Using the data beneath, show every line that includes the word "page".
>>>
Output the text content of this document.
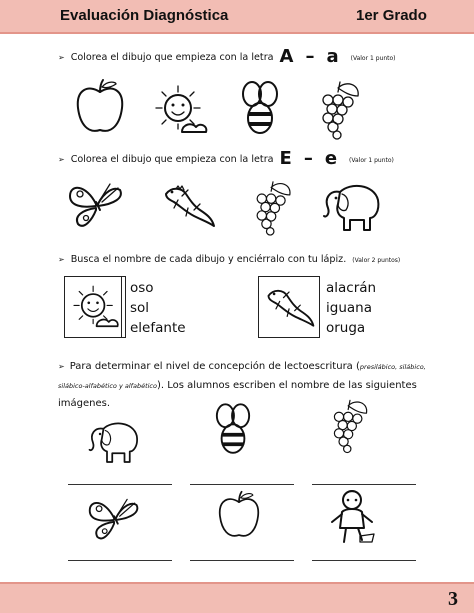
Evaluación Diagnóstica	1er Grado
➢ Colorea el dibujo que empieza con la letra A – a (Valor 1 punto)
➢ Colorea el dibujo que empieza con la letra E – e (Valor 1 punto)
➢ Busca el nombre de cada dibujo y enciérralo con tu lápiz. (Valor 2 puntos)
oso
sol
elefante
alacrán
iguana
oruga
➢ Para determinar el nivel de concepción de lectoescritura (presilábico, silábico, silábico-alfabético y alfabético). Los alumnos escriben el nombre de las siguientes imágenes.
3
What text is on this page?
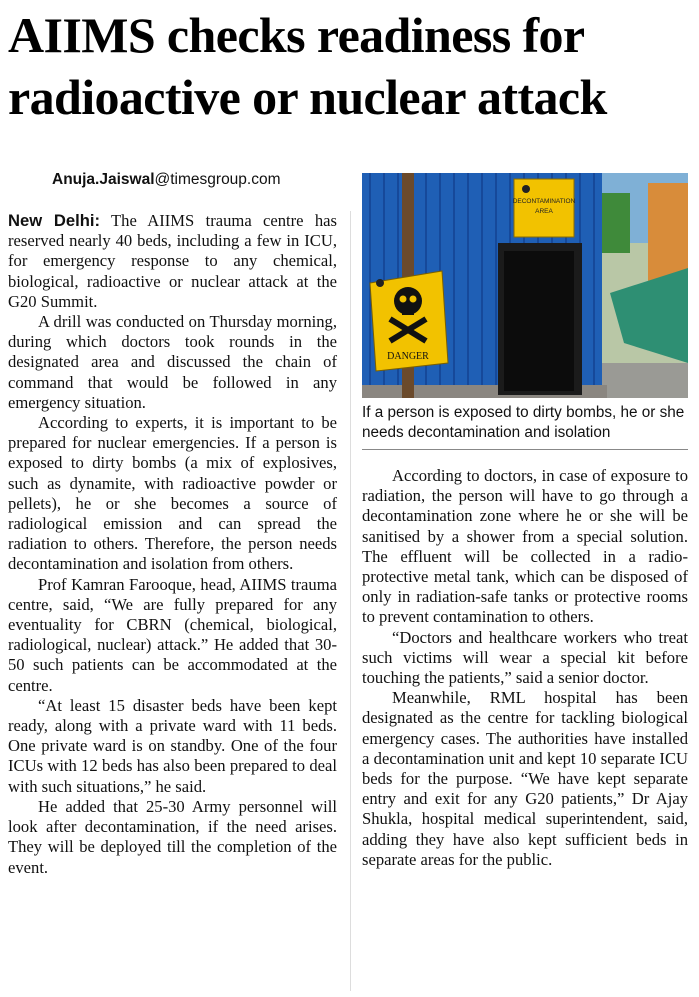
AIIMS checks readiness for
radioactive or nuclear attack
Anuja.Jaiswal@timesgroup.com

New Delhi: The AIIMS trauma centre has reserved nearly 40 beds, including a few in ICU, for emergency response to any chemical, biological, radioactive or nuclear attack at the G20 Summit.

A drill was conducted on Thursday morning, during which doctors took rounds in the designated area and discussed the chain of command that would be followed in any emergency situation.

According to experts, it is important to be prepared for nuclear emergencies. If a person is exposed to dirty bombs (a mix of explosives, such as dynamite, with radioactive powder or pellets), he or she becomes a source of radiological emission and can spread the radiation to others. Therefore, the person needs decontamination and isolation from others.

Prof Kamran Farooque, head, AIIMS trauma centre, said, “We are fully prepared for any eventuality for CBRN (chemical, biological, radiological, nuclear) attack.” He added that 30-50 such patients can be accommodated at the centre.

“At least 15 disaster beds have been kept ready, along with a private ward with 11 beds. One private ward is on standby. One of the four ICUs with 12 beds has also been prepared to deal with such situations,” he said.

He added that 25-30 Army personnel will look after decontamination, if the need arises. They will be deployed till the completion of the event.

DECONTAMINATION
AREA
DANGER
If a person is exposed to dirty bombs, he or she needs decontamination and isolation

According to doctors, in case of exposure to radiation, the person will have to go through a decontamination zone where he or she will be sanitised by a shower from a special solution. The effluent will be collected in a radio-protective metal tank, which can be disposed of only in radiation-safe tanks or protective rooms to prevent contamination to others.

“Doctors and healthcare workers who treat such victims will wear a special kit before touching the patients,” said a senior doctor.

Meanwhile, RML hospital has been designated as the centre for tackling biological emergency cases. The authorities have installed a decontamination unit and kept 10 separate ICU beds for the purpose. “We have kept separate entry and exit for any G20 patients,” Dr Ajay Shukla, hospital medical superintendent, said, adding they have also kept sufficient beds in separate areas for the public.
<<<
>>>
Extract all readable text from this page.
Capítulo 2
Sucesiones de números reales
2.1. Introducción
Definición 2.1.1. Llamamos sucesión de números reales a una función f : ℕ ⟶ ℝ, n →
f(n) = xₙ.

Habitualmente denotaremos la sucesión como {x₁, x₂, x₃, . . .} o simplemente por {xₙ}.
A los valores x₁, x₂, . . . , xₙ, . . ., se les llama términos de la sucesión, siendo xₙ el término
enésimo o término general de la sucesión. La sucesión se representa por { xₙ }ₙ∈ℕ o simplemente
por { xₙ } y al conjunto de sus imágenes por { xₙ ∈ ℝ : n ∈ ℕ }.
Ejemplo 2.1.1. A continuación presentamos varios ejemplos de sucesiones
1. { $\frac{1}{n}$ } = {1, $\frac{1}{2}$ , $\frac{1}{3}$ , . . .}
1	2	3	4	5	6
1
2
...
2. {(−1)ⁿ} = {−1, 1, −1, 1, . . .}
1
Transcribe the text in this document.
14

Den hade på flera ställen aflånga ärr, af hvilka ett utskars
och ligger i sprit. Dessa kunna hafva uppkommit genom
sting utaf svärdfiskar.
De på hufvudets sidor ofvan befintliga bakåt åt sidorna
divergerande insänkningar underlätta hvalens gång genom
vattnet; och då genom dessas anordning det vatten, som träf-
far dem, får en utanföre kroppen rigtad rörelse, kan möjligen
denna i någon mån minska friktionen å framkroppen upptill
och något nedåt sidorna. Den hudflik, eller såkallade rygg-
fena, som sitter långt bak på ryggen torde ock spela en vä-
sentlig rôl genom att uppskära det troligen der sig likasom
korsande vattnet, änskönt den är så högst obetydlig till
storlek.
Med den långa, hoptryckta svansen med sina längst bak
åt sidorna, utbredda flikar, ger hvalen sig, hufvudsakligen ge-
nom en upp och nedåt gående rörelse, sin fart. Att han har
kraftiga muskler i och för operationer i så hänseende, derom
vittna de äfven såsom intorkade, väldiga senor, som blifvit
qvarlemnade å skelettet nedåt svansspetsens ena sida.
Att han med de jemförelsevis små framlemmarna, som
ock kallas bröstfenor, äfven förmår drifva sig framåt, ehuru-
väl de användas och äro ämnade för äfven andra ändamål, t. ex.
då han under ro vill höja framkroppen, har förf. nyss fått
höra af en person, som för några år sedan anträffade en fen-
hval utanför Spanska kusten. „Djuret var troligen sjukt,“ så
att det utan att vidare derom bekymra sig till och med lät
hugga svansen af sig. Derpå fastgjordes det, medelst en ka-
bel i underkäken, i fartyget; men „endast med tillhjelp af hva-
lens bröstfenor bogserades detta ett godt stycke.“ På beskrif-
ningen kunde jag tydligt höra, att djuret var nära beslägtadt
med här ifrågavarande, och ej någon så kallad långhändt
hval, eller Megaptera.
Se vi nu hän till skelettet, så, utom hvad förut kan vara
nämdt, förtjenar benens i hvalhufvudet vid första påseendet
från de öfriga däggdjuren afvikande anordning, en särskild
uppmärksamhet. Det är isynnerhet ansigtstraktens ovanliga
<<<
>>>
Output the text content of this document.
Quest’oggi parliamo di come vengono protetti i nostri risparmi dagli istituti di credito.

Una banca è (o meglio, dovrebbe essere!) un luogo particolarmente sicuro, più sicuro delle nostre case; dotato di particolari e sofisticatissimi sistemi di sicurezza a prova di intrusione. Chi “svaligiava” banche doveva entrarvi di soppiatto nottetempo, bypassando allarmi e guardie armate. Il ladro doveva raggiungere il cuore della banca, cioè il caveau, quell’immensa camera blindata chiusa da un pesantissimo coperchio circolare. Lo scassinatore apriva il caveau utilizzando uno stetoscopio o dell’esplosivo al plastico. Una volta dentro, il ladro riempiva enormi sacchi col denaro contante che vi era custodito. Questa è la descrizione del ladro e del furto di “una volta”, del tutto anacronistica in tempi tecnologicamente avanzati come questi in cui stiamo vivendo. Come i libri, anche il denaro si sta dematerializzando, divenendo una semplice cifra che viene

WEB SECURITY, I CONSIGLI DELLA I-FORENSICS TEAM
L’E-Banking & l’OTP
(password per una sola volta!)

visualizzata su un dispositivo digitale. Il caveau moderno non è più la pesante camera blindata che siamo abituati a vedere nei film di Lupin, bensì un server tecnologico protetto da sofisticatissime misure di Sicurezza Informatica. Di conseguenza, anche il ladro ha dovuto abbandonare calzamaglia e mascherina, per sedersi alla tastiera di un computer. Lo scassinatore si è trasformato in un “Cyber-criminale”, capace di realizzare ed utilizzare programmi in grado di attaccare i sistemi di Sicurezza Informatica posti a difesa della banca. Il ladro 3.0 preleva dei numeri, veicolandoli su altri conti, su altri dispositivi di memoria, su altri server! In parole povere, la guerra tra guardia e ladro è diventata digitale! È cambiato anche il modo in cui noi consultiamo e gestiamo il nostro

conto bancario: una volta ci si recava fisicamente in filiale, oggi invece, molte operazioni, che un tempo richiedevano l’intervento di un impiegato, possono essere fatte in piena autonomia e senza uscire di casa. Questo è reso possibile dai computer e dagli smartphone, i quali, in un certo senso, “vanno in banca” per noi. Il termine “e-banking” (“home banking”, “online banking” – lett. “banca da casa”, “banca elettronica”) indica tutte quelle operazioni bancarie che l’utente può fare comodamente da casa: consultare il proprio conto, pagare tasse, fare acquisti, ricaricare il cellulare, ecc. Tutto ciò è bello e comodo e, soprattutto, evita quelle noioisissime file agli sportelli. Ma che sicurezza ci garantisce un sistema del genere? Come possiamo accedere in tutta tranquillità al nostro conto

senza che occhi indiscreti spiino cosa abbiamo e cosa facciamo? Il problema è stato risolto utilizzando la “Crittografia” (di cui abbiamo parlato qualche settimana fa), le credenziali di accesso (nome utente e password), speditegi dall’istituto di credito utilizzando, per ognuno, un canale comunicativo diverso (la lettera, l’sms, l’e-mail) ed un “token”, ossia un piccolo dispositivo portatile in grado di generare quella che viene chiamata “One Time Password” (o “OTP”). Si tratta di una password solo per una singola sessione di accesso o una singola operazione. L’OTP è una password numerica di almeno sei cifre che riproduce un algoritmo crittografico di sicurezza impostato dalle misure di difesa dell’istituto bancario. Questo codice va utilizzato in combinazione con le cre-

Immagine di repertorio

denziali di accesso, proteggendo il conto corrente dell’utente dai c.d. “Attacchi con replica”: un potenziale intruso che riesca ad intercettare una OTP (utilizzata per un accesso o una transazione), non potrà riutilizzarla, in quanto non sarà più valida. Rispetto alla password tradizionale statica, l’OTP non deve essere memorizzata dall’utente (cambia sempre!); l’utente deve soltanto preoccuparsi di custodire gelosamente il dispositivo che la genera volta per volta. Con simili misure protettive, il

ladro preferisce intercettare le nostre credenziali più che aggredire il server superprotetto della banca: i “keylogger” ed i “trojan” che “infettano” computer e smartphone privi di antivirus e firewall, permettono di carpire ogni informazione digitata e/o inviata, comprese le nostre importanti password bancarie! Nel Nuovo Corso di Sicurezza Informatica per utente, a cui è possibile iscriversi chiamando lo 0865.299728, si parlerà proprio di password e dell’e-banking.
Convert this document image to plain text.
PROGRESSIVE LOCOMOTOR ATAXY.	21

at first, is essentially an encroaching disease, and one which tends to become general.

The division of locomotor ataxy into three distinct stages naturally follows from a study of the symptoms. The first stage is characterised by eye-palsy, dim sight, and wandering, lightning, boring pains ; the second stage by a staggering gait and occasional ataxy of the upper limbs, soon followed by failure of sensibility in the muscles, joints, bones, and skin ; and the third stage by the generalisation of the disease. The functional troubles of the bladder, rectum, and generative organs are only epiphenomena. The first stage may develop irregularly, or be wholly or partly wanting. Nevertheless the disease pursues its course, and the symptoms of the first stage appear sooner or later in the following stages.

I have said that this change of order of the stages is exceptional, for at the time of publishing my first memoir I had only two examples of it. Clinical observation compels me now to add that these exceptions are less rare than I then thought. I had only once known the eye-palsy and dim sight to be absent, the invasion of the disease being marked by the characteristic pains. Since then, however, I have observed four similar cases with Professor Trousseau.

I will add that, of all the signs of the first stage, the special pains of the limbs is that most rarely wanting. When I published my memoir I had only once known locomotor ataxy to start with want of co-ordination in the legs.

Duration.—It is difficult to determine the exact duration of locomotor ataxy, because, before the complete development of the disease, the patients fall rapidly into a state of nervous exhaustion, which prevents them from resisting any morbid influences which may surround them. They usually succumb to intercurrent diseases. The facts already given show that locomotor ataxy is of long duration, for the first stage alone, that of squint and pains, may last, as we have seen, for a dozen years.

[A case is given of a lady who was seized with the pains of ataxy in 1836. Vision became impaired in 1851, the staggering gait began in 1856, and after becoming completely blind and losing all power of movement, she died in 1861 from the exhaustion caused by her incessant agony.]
<<<
Solution to the problem:
What text is on this page?
Extract all readable text from this page.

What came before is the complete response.